> Work instructions: Records follow. Select each line holding "this".

----------

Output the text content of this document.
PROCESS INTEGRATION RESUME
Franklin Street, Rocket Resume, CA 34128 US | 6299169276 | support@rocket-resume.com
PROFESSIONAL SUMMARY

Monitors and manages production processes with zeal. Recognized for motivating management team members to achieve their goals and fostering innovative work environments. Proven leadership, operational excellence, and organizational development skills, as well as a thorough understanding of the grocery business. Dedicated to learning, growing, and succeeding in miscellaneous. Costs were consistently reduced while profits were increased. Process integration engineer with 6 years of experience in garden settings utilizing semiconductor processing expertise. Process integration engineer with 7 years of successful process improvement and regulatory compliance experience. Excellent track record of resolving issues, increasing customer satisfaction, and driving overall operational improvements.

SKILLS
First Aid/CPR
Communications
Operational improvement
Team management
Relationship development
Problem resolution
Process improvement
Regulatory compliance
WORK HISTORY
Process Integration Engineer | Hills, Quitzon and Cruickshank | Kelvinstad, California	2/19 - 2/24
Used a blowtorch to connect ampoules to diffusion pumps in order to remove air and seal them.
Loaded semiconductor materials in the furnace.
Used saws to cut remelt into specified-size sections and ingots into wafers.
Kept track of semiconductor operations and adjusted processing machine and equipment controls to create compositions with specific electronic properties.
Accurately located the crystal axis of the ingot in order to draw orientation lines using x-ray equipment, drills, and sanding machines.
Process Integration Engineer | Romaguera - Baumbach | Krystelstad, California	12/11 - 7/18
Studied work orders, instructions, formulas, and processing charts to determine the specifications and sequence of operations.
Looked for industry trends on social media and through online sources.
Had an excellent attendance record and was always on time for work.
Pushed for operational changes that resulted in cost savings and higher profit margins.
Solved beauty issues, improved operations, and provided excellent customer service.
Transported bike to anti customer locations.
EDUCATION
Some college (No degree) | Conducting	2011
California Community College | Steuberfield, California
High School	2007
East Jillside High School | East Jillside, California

----------

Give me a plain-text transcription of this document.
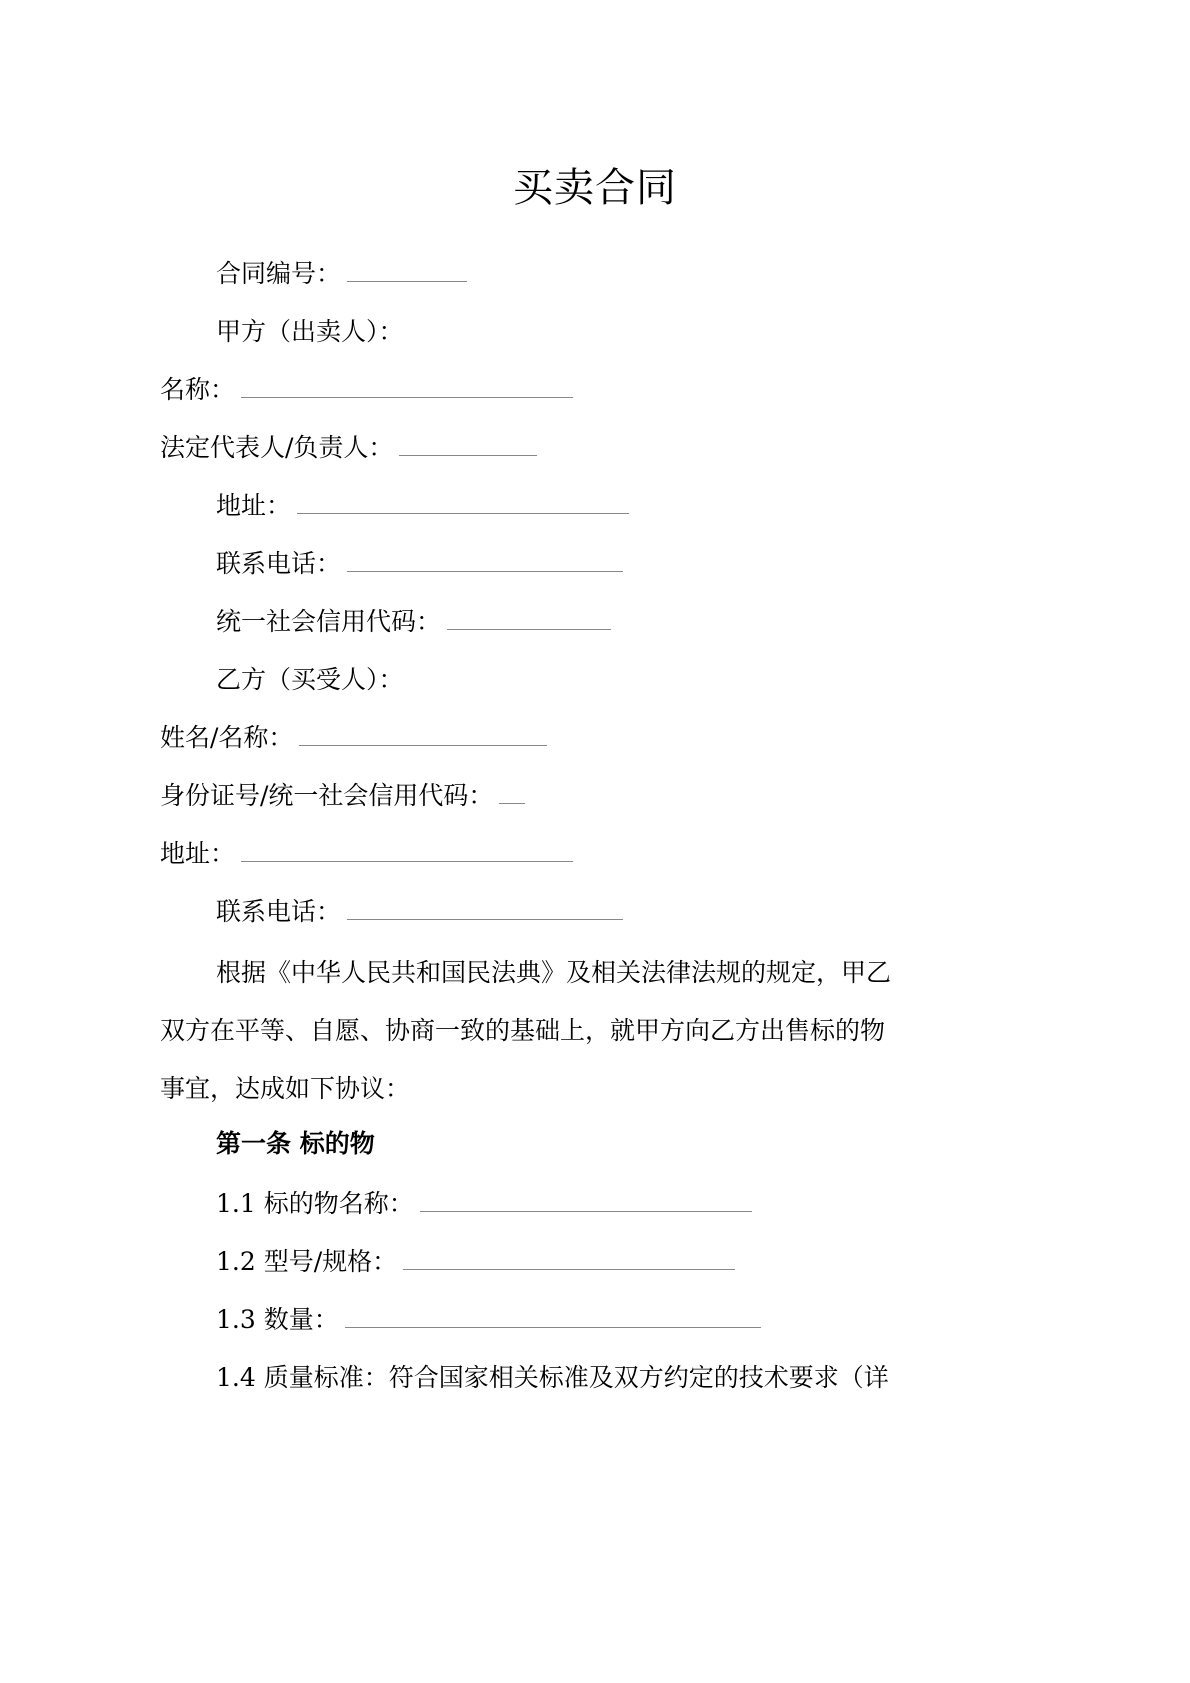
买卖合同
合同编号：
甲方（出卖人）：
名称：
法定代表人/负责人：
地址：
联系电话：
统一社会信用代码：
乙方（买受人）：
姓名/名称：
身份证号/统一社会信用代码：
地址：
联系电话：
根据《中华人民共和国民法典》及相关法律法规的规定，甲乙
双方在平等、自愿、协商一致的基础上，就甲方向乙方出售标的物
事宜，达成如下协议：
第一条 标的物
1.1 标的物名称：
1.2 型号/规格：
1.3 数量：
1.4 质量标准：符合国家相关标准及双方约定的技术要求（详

----------

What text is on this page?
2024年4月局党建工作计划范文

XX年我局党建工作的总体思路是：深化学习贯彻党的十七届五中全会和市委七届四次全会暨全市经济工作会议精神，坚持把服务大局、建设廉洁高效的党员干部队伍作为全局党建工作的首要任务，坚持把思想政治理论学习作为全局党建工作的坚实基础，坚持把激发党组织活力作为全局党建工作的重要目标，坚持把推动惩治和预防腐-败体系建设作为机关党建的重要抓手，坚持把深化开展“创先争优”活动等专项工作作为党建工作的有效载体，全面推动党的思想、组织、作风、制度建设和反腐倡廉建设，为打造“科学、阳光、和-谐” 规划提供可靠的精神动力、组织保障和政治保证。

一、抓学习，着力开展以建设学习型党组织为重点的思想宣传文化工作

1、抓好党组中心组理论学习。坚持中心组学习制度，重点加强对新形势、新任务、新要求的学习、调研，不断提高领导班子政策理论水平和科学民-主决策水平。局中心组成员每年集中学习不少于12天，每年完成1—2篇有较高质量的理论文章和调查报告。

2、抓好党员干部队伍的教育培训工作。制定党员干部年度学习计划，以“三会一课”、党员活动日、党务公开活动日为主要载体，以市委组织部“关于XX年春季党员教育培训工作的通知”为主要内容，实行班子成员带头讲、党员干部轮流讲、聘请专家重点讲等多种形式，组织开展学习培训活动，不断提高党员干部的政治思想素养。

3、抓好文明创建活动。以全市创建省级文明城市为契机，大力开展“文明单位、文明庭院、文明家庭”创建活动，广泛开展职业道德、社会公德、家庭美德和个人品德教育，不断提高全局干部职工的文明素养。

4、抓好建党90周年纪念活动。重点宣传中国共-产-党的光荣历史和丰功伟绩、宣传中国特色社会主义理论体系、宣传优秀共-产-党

----------

> Exercise output:
Output the text content of this document.
Give me a plain-text transcription of this document.
What text is on this page?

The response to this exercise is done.